■ Text block:
======
On Mon, 17 Mar 1997, Tim Rhodes <> wrote:
>I'd like to pass on some thoughts a friend sent me and see what you all
>On Fri, 14 Mar 1997, Lurker X wrote:
>> I got interested in memes as part of some anti-public relations research I
>> was doing. I can't remember where the first pointer was. Public relations
>> personnel are the people who brought you "Part of this complete breakfast",
>> and other wonderful examples of spin doctoring. Initially I thought that I
>> could write a debunking essay based on logical or statistical fallacies.
>> Yes, sugar coated cocoa bombs are part of the complete breakfast shown,
>> but certainly not an essential part. I've realized that public relations
>> is not about telling any lie ... but about telling The RIGHT LIE <TM>.
======
Element placement data

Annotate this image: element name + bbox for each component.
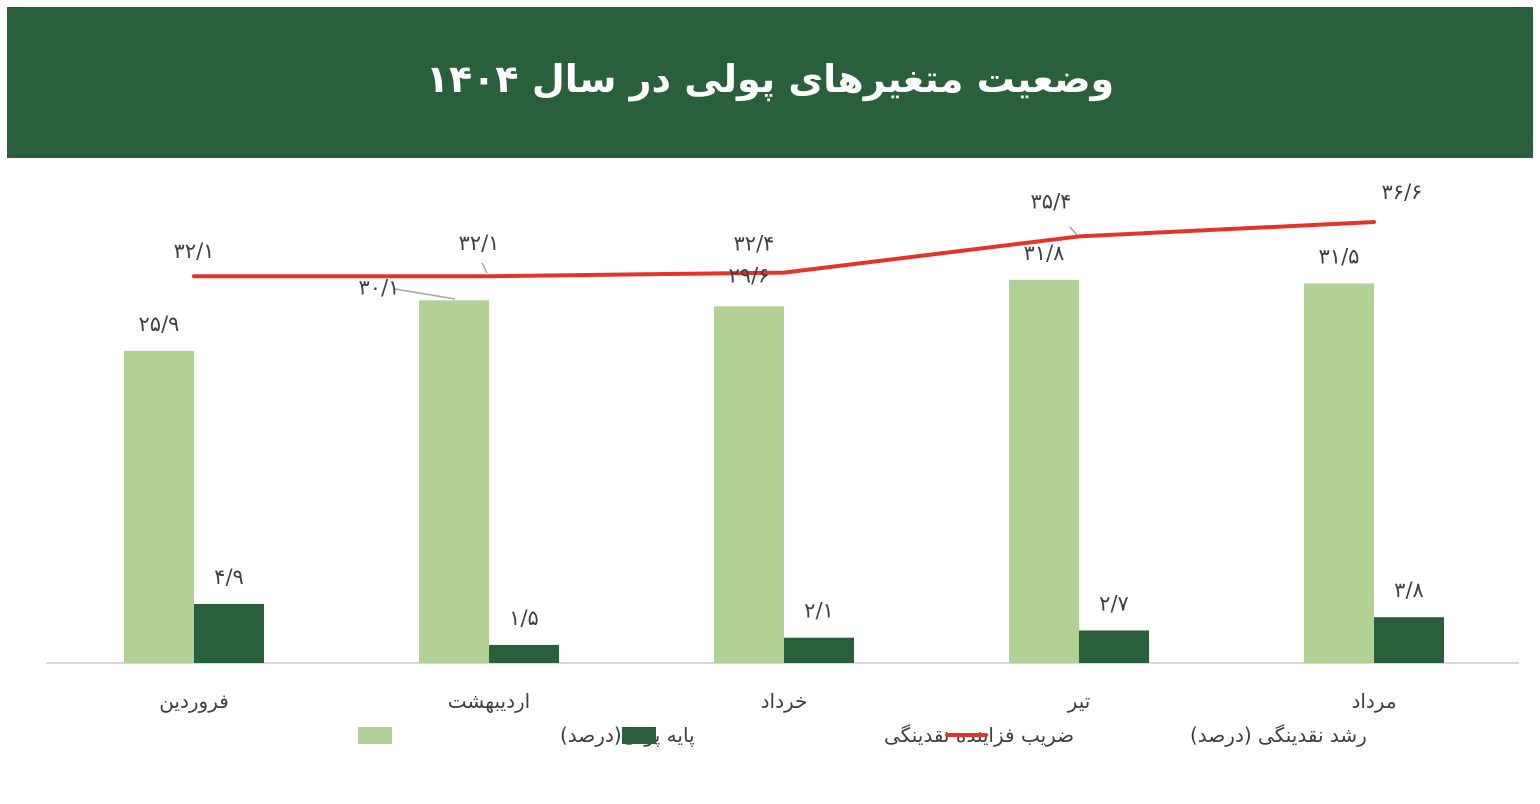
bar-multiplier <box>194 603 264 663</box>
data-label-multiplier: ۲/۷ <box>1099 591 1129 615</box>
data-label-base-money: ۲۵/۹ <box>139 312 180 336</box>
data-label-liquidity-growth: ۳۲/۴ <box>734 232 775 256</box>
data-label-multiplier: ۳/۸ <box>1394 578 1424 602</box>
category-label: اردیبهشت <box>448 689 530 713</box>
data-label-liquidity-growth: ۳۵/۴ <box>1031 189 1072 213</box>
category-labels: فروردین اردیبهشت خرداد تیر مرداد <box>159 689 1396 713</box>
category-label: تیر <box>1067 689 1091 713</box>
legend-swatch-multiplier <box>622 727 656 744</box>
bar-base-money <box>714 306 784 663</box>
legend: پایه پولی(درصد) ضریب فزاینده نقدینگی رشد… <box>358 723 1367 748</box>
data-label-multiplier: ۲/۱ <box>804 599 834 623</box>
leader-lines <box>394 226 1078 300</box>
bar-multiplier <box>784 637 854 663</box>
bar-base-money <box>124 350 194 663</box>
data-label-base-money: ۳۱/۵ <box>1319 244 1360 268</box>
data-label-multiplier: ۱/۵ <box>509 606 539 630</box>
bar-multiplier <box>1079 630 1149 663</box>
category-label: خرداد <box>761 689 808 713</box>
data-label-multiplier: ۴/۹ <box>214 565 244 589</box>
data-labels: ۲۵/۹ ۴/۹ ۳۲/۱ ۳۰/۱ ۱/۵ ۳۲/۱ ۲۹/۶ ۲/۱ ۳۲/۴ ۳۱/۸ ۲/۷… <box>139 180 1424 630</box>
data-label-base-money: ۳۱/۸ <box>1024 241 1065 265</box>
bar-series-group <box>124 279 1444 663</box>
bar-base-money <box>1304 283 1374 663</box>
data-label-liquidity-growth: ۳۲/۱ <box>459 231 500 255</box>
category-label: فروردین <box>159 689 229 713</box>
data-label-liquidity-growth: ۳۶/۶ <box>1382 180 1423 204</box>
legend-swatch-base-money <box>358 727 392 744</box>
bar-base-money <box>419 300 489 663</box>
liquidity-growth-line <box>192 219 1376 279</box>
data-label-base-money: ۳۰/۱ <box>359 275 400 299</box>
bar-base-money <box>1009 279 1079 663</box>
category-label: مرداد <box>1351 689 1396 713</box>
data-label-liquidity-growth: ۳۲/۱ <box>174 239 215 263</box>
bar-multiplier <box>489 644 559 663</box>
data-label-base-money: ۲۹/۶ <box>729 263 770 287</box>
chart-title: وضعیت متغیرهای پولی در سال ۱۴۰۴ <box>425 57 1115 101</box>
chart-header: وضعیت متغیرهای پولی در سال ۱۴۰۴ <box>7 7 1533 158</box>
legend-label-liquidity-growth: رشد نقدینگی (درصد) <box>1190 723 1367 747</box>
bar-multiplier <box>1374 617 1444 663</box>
======
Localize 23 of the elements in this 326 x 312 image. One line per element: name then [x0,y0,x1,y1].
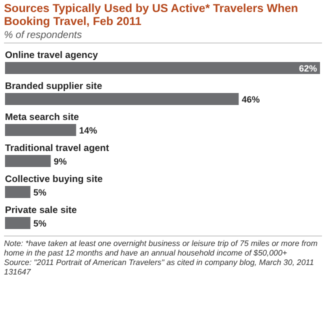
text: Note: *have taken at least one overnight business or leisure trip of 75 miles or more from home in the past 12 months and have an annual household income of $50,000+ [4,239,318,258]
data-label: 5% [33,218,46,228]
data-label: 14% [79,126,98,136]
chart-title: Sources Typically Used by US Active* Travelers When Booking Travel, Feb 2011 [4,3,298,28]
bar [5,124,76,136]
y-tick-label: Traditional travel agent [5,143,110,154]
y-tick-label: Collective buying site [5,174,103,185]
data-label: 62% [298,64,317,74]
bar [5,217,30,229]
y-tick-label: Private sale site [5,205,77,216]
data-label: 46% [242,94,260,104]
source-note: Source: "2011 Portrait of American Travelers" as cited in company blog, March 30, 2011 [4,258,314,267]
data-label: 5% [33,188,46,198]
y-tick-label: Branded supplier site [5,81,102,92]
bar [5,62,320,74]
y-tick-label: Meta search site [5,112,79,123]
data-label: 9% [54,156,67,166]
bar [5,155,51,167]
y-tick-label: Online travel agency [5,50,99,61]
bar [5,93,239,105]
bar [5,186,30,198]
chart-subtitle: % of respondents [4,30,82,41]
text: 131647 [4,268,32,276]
======
■ Exercise tasks:
A) Using the text on memes and public relations, list every word of two or more letters that is printed entirely in capital letters.
B) Set down from the records, without any change, the lines starting with the one that contains "text: Note: *have" and going on through the one that contains "text: 131647 [4,268,32,276]".

■ Results:
A) RIGHT, LIE, TM

B)
text: Note: *have taken at least one overnight business or leisure trip of 75 miles or more from home in the past 12 months and have an annual household income of $50,000+ [4,239,318,258]
data-label: 5% [33,218,46,228]
data-label: 14% [79,126,98,136]
chart-title: Sources Typically Used by US Active* Travelers When Booking Travel, Feb 2011 [4,3,298,28]
bar [5,124,76,136]
y-tick-label: Traditional travel agent [5,143,110,154]
y-tick-label: Collective buying site [5,174,103,185]
data-label: 62% [298,64,317,74]
bar [5,217,30,229]
y-tick-label: Private sale site [5,205,77,216]
data-label: 46% [242,94,260,104]
source-note: Source: "2011 Portrait of American Travelers" as cited in company blog, March 30, 2011 [4,258,314,267]
data-label: 5% [33,188,46,198]
y-tick-label: Branded supplier site [5,81,102,92]
bar [5,62,320,74]
y-tick-label: Meta search site [5,112,79,123]
data-label: 9% [54,156,67,166]
bar [5,155,51,167]
y-tick-label: Online travel agency [5,50,99,61]
bar [5,93,239,105]
bar [5,186,30,198]
chart-subtitle: % of respondents [4,30,82,41]
text: 131647 [4,268,32,276]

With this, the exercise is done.